***** INFORMATION PROVIDED
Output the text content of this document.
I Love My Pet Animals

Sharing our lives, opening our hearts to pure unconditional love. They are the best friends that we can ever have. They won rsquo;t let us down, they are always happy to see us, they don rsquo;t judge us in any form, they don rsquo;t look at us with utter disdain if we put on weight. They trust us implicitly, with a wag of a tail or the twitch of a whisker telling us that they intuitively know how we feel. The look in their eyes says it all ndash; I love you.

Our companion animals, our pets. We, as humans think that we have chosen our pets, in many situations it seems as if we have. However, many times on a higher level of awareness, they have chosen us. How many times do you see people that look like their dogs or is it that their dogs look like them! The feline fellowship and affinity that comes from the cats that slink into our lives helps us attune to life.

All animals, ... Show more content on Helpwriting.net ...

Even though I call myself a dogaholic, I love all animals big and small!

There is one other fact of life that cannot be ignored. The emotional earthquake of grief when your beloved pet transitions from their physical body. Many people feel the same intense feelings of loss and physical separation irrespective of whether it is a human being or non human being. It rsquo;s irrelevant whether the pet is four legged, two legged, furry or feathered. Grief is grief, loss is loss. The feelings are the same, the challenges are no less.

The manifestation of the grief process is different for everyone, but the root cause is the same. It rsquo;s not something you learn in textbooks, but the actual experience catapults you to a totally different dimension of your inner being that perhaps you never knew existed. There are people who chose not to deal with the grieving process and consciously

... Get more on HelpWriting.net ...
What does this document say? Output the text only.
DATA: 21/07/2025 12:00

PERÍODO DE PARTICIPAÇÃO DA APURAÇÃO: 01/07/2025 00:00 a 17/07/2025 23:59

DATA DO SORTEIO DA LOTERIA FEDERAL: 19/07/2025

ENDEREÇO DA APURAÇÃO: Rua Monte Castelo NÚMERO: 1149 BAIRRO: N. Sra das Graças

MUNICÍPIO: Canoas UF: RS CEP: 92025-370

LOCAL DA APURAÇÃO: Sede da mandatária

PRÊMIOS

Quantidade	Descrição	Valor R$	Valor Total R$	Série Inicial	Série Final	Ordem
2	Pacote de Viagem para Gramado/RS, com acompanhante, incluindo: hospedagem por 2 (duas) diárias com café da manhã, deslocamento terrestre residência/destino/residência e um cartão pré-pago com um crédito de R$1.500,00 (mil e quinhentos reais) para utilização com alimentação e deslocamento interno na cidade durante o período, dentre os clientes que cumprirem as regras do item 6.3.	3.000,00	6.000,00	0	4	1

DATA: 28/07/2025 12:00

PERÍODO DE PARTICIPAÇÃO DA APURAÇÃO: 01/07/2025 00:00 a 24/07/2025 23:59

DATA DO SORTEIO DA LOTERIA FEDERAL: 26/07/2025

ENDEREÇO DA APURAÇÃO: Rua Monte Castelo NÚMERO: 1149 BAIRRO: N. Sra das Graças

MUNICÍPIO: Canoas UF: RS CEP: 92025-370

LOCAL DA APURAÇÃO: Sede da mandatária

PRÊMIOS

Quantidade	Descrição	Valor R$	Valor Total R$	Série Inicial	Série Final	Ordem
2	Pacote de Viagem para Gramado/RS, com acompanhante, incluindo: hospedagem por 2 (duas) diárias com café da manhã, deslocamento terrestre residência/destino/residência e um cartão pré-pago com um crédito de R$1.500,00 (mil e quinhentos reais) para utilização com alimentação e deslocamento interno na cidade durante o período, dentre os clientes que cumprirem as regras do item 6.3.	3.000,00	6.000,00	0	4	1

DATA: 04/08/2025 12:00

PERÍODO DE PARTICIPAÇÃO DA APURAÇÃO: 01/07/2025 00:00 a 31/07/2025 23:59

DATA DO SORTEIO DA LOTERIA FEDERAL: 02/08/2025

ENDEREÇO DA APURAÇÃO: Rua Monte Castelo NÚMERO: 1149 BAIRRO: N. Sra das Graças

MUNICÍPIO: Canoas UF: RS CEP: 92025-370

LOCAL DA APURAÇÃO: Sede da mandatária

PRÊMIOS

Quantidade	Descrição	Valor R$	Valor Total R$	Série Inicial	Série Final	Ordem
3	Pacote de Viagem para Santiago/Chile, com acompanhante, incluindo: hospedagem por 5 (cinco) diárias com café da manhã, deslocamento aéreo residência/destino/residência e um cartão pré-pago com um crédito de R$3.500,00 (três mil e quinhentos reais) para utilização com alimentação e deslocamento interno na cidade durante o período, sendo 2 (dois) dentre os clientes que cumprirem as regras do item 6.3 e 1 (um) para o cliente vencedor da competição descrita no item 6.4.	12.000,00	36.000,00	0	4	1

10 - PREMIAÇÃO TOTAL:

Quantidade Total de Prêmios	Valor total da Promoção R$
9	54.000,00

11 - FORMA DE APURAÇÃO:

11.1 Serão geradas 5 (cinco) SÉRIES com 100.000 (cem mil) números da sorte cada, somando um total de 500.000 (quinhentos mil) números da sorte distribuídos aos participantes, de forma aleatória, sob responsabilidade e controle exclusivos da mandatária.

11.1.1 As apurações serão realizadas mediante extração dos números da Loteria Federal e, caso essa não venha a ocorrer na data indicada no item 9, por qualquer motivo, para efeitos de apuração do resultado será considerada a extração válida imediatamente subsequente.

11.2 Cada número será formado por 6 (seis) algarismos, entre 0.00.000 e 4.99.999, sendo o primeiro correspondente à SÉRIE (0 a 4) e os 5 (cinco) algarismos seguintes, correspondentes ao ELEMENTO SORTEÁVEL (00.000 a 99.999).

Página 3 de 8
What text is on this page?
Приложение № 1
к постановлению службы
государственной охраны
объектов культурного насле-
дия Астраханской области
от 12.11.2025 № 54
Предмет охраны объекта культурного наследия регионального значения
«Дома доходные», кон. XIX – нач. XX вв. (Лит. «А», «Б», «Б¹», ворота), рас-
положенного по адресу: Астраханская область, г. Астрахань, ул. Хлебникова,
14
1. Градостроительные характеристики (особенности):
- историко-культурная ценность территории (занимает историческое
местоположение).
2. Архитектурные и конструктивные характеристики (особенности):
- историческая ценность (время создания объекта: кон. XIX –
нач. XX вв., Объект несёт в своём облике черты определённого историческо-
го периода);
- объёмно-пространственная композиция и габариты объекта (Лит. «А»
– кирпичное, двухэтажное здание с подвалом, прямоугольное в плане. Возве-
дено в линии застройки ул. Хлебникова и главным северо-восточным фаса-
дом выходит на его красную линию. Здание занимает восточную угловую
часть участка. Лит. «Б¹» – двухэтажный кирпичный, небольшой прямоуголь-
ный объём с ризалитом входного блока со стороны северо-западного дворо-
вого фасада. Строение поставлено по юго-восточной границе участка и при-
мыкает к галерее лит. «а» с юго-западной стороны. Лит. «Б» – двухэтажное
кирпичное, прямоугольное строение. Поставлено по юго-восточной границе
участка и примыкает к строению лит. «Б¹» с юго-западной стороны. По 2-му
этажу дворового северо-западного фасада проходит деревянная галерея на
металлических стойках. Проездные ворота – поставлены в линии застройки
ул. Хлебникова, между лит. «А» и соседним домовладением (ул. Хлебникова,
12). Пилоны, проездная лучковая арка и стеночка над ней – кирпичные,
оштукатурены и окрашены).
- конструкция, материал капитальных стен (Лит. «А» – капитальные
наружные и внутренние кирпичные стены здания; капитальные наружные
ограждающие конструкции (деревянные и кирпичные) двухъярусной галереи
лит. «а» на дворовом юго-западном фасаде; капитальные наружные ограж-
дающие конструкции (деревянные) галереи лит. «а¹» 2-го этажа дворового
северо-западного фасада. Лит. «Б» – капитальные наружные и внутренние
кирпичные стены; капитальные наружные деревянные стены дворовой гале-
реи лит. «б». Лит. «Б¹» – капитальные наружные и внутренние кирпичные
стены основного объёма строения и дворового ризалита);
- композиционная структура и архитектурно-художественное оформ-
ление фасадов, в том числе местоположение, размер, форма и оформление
**********
◆ **YOUR GOAL**
Repeat every line of the data, exactly and in full.

◆ **WRITTEN ANSWER**
Output the text content of this document.
I Love My Pet Animals

Sharing our lives, opening our hearts to pure unconditional love. They are the best friends that we can ever have. They won rsquo;t let us down, they are always happy to see us, they don rsquo;t judge us in any form, they don rsquo;t look at us with utter disdain if we put on weight. They trust us implicitly, with a wag of a tail or the twitch of a whisker telling us that they intuitively know how we feel. The look in their eyes says it all ndash; I love you.

Our companion animals, our pets. We, as humans think that we have chosen our pets, in many situations it seems as if we have. However, many times on a higher level of awareness, they have chosen us. How many times do you see people that look like their dogs or is it that their dogs look like them! The feline fellowship and affinity that comes from the cats that slink into our lives helps us attune to life.

All animals, ... Show more content on Helpwriting.net ...

Even though I call myself a dogaholic, I love all animals big and small!

There is one other fact of life that cannot be ignored. The emotional earthquake of grief when your beloved pet transitions from their physical body. Many people feel the same intense feelings of loss and physical separation irrespective of whether it is a human being or non human being. It rsquo;s irrelevant whether the pet is four legged, two legged, furry or feathered. Grief is grief, loss is loss. The feelings are the same, the challenges are no less.

The manifestation of the grief process is different for everyone, but the root cause is the same. It rsquo;s not something you learn in textbooks, but the actual experience catapults you to a totally different dimension of your inner being that perhaps you never knew existed. There are people who chose not to deal with the grieving process and consciously

... Get more on HelpWriting.net ...
What does this document say? Output the text only.
DATA: 21/07/2025 12:00

PERÍODO DE PARTICIPAÇÃO DA APURAÇÃO: 01/07/2025 00:00 a 17/07/2025 23:59

DATA DO SORTEIO DA LOTERIA FEDERAL: 19/07/2025

ENDEREÇO DA APURAÇÃO: Rua Monte Castelo NÚMERO: 1149 BAIRRO: N. Sra das Graças

MUNICÍPIO: Canoas UF: RS CEP: 92025-370

LOCAL DA APURAÇÃO: Sede da mandatária

PRÊMIOS

Quantidade	Descrição	Valor R$	Valor Total R$	Série Inicial	Série Final	Ordem
2	Pacote de Viagem para Gramado/RS, com acompanhante, incluindo: hospedagem por 2 (duas) diárias com café da manhã, deslocamento terrestre residência/destino/residência e um cartão pré-pago com um crédito de R$1.500,00 (mil e quinhentos reais) para utilização com alimentação e deslocamento interno na cidade durante o período, dentre os clientes que cumprirem as regras do item 6.3.	3.000,00	6.000,00	0	4	1

DATA: 28/07/2025 12:00

PERÍODO DE PARTICIPAÇÃO DA APURAÇÃO: 01/07/2025 00:00 a 24/07/2025 23:59

DATA DO SORTEIO DA LOTERIA FEDERAL: 26/07/2025

ENDEREÇO DA APURAÇÃO: Rua Monte Castelo NÚMERO: 1149 BAIRRO: N. Sra das Graças

MUNICÍPIO: Canoas UF: RS CEP: 92025-370

LOCAL DA APURAÇÃO: Sede da mandatária

PRÊMIOS

Quantidade	Descrição	Valor R$	Valor Total R$	Série Inicial	Série Final	Ordem
2	Pacote de Viagem para Gramado/RS, com acompanhante, incluindo: hospedagem por 2 (duas) diárias com café da manhã, deslocamento terrestre residência/destino/residência e um cartão pré-pago com um crédito de R$1.500,00 (mil e quinhentos reais) para utilização com alimentação e deslocamento interno na cidade durante o período, dentre os clientes que cumprirem as regras do item 6.3.	3.000,00	6.000,00	0	4	1

DATA: 04/08/2025 12:00

PERÍODO DE PARTICIPAÇÃO DA APURAÇÃO: 01/07/2025 00:00 a 31/07/2025 23:59

DATA DO SORTEIO DA LOTERIA FEDERAL: 02/08/2025

ENDEREÇO DA APURAÇÃO: Rua Monte Castelo NÚMERO: 1149 BAIRRO: N. Sra das Graças

MUNICÍPIO: Canoas UF: RS CEP: 92025-370

LOCAL DA APURAÇÃO: Sede da mandatária

PRÊMIOS

Quantidade	Descrição	Valor R$	Valor Total R$	Série Inicial	Série Final	Ordem
3	Pacote de Viagem para Santiago/Chile, com acompanhante, incluindo: hospedagem por 5 (cinco) diárias com café da manhã, deslocamento aéreo residência/destino/residência e um cartão pré-pago com um crédito de R$3.500,00 (três mil e quinhentos reais) para utilização com alimentação e deslocamento interno na cidade durante o período, sendo 2 (dois) dentre os clientes que cumprirem as regras do item 6.3 e 1 (um) para o cliente vencedor da competição descrita no item 6.4.	12.000,00	36.000,00	0	4	1

10 - PREMIAÇÃO TOTAL:

Quantidade Total de Prêmios	Valor total da Promoção R$
9	54.000,00

11 - FORMA DE APURAÇÃO:

11.1 Serão geradas 5 (cinco) SÉRIES com 100.000 (cem mil) números da sorte cada, somando um total de 500.000 (quinhentos mil) números da sorte distribuídos aos participantes, de forma aleatória, sob responsabilidade e controle exclusivos da mandatária.

11.1.1 As apurações serão realizadas mediante extração dos números da Loteria Federal e, caso essa não venha a ocorrer na data indicada no item 9, por qualquer motivo, para efeitos de apuração do resultado será considerada a extração válida imediatamente subsequente.

11.2 Cada número será formado por 6 (seis) algarismos, entre 0.00.000 e 4.99.999, sendo o primeiro correspondente à SÉRIE (0 a 4) e os 5 (cinco) algarismos seguintes, correspondentes ao ELEMENTO SORTEÁVEL (00.000 a 99.999).

Página 3 de 8
What text is on this page?
Приложение № 1
к постановлению службы
государственной охраны
объектов культурного насле-
дия Астраханской области
от 12.11.2025 № 54
Предмет охраны объекта культурного наследия регионального значения
«Дома доходные», кон. XIX – нач. XX вв. (Лит. «А», «Б», «Б¹», ворота), рас-
положенного по адресу: Астраханская область, г. Астрахань, ул. Хлебникова,
14
1. Градостроительные характеристики (особенности):
- историко-культурная ценность территории (занимает историческое
местоположение).
2. Архитектурные и конструктивные характеристики (особенности):
- историческая ценность (время создания объекта: кон. XIX –
нач. XX вв., Объект несёт в своём облике черты определённого историческо-
го периода);
- объёмно-пространственная композиция и габариты объекта (Лит. «А»
– кирпичное, двухэтажное здание с подвалом, прямоугольное в плане. Возве-
дено в линии застройки ул. Хлебникова и главным северо-восточным фаса-
дом выходит на его красную линию. Здание занимает восточную угловую
часть участка. Лит. «Б¹» – двухэтажный кирпичный, небольшой прямоуголь-
ный объём с ризалитом входного блока со стороны северо-западного дворо-
вого фасада. Строение поставлено по юго-восточной границе участка и при-
мыкает к галерее лит. «а» с юго-западной стороны. Лит. «Б» – двухэтажное
кирпичное, прямоугольное строение. Поставлено по юго-восточной границе
участка и примыкает к строению лит. «Б¹» с юго-западной стороны. По 2-му
этажу дворового северо-западного фасада проходит деревянная галерея на
металлических стойках. Проездные ворота – поставлены в линии застройки
ул. Хлебникова, между лит. «А» и соседним домовладением (ул. Хлебникова,
12). Пилоны, проездная лучковая арка и стеночка над ней – кирпичные,
оштукатурены и окрашены).
- конструкция, материал капитальных стен (Лит. «А» – капитальные
наружные и внутренние кирпичные стены здания; капитальные наружные
ограждающие конструкции (деревянные и кирпичные) двухъярусной галереи
лит. «а» на дворовом юго-западном фасаде; капитальные наружные ограж-
дающие конструкции (деревянные) галереи лит. «а¹» 2-го этажа дворового
северо-западного фасада. Лит. «Б» – капитальные наружные и внутренние
кирпичные стены; капитальные наружные деревянные стены дворовой гале-
реи лит. «б». Лит. «Б¹» – капитальные наружные и внутренние кирпичные
стены основного объёма строения и дворового ризалита);
- композиционная структура и архитектурно-художественное оформ-
ление фасадов, в том числе местоположение, размер, форма и оформление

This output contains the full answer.